===== Rows
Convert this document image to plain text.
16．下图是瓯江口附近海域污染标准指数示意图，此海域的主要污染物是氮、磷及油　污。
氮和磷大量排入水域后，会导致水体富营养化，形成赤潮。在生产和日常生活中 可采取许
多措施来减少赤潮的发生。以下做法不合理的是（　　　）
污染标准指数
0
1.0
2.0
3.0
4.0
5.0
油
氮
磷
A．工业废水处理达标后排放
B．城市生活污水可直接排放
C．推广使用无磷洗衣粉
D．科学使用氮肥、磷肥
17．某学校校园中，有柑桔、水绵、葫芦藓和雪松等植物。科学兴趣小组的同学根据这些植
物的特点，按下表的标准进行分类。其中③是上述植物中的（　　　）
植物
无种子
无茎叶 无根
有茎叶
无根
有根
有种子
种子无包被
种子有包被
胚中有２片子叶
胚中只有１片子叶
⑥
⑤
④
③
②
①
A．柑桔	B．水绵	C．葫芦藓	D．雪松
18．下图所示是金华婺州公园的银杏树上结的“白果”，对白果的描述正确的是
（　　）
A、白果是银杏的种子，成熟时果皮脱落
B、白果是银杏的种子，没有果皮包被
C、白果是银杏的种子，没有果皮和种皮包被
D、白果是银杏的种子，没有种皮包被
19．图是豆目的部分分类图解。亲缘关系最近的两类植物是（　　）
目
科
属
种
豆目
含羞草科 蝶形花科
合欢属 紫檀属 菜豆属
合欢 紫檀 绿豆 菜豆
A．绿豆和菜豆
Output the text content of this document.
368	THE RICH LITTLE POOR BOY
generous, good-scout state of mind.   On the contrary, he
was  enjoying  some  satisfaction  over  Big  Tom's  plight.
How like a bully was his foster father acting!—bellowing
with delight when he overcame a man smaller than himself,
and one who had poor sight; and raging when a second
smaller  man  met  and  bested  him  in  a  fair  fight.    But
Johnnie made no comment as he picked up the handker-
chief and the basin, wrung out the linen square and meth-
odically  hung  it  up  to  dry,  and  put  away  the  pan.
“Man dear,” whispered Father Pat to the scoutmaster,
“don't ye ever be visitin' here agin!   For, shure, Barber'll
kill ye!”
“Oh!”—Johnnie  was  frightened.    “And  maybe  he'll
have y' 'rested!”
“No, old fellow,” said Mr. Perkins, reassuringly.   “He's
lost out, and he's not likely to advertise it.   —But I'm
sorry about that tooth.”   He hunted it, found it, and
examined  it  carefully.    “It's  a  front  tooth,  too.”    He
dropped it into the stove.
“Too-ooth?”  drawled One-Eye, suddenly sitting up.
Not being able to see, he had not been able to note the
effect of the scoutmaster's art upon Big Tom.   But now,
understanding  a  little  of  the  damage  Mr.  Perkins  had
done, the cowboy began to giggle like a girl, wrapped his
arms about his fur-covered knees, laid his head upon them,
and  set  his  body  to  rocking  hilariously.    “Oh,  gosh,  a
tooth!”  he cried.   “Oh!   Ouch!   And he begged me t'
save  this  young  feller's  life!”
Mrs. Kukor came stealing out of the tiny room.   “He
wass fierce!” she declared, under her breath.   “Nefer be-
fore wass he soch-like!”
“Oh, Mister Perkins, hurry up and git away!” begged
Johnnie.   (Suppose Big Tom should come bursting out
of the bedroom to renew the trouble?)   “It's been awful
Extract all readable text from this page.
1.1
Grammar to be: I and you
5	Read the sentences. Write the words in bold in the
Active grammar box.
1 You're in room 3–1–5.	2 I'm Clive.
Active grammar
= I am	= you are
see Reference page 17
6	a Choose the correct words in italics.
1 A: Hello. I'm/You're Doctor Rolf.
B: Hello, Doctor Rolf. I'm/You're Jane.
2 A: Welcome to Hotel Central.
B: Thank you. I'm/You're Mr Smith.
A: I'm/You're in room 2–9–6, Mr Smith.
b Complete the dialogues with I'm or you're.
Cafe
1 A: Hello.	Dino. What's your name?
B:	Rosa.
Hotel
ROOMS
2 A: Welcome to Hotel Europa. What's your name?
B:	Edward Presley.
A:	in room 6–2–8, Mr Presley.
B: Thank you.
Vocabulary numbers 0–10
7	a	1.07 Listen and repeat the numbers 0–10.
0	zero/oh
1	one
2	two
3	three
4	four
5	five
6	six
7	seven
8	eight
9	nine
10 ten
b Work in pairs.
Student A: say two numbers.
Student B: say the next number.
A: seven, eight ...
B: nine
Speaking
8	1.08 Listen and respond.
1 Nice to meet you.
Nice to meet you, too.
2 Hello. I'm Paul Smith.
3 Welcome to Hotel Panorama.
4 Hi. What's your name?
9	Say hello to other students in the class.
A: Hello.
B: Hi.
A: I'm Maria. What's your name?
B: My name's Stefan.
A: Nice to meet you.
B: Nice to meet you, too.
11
==========
Your goal> Reproduce all of the material above word for word.

Written solution>
Convert this document image to plain text.
16．下图是瓯江口附近海域污染标准指数示意图，此海域的主要污染物是氮、磷及油　污。
氮和磷大量排入水域后，会导致水体富营养化，形成赤潮。在生产和日常生活中 可采取许
多措施来减少赤潮的发生。以下做法不合理的是（　　　）
污染标准指数
0
1.0
2.0
3.0
4.0
5.0
油
氮
磷
A．工业废水处理达标后排放
B．城市生活污水可直接排放
C．推广使用无磷洗衣粉
D．科学使用氮肥、磷肥
17．某学校校园中，有柑桔、水绵、葫芦藓和雪松等植物。科学兴趣小组的同学根据这些植
物的特点，按下表的标准进行分类。其中③是上述植物中的（　　　）
植物
无种子
无茎叶 无根
有茎叶
无根
有根
有种子
种子无包被
种子有包被
胚中有２片子叶
胚中只有１片子叶
⑥
⑤
④
③
②
①
A．柑桔	B．水绵	C．葫芦藓	D．雪松
18．下图所示是金华婺州公园的银杏树上结的“白果”，对白果的描述正确的是
（　　）
A、白果是银杏的种子，成熟时果皮脱落
B、白果是银杏的种子，没有果皮包被
C、白果是银杏的种子，没有果皮和种皮包被
D、白果是银杏的种子，没有种皮包被
19．图是豆目的部分分类图解。亲缘关系最近的两类植物是（　　）
目
科
属
种
豆目
含羞草科 蝶形花科
合欢属 紫檀属 菜豆属
合欢 紫檀 绿豆 菜豆
A．绿豆和菜豆
Output the text content of this document.
368	THE RICH LITTLE POOR BOY
generous, good-scout state of mind.   On the contrary, he
was  enjoying  some  satisfaction  over  Big  Tom's  plight.
How like a bully was his foster father acting!—bellowing
with delight when he overcame a man smaller than himself,
and one who had poor sight; and raging when a second
smaller  man  met  and  bested  him  in  a  fair  fight.    But
Johnnie made no comment as he picked up the handker-
chief and the basin, wrung out the linen square and meth-
odically  hung  it  up  to  dry,  and  put  away  the  pan.
“Man dear,” whispered Father Pat to the scoutmaster,
“don't ye ever be visitin' here agin!   For, shure, Barber'll
kill ye!”
“Oh!”—Johnnie  was  frightened.    “And  maybe  he'll
have y' 'rested!”
“No, old fellow,” said Mr. Perkins, reassuringly.   “He's
lost out, and he's not likely to advertise it.   —But I'm
sorry about that tooth.”   He hunted it, found it, and
examined  it  carefully.    “It's  a  front  tooth,  too.”    He
dropped it into the stove.
“Too-ooth?”  drawled One-Eye, suddenly sitting up.
Not being able to see, he had not been able to note the
effect of the scoutmaster's art upon Big Tom.   But now,
understanding  a  little  of  the  damage  Mr.  Perkins  had
done, the cowboy began to giggle like a girl, wrapped his
arms about his fur-covered knees, laid his head upon them,
and  set  his  body  to  rocking  hilariously.    “Oh,  gosh,  a
tooth!”  he cried.   “Oh!   Ouch!   And he begged me t'
save  this  young  feller's  life!”
Mrs. Kukor came stealing out of the tiny room.   “He
wass fierce!” she declared, under her breath.   “Nefer be-
fore wass he soch-like!”
“Oh, Mister Perkins, hurry up and git away!” begged
Johnnie.   (Suppose Big Tom should come bursting out
of the bedroom to renew the trouble?)   “It's been awful
Extract all readable text from this page.
1.1
Grammar to be: I and you
5	Read the sentences. Write the words in bold in the
Active grammar box.
1 You're in room 3–1–5.	2 I'm Clive.
Active grammar
= I am	= you are
see Reference page 17
6	a Choose the correct words in italics.
1 A: Hello. I'm/You're Doctor Rolf.
B: Hello, Doctor Rolf. I'm/You're Jane.
2 A: Welcome to Hotel Central.
B: Thank you. I'm/You're Mr Smith.
A: I'm/You're in room 2–9–6, Mr Smith.
b Complete the dialogues with I'm or you're.
Cafe
1 A: Hello.	Dino. What's your name?
B:	Rosa.
Hotel
ROOMS
2 A: Welcome to Hotel Europa. What's your name?
B:	Edward Presley.
A:	in room 6–2–8, Mr Presley.
B: Thank you.
Vocabulary numbers 0–10
7	a	1.07 Listen and repeat the numbers 0–10.
0	zero/oh
1	one
2	two
3	three
4	four
5	five
6	six
7	seven
8	eight
9	nine
10 ten
b Work in pairs.
Student A: say two numbers.
Student B: say the next number.
A: seven, eight ...
B: nine
Speaking
8	1.08 Listen and respond.
1 Nice to meet you.
Nice to meet you, too.
2 Hello. I'm Paul Smith.
3 Welcome to Hotel Panorama.
4 Hi. What's your name?
9	Say hello to other students in the class.
A: Hello.
B: Hi.
A: I'm Maria. What's your name?
B: My name's Stefan.
A: Nice to meet you.
B: Nice to meet you, too.
11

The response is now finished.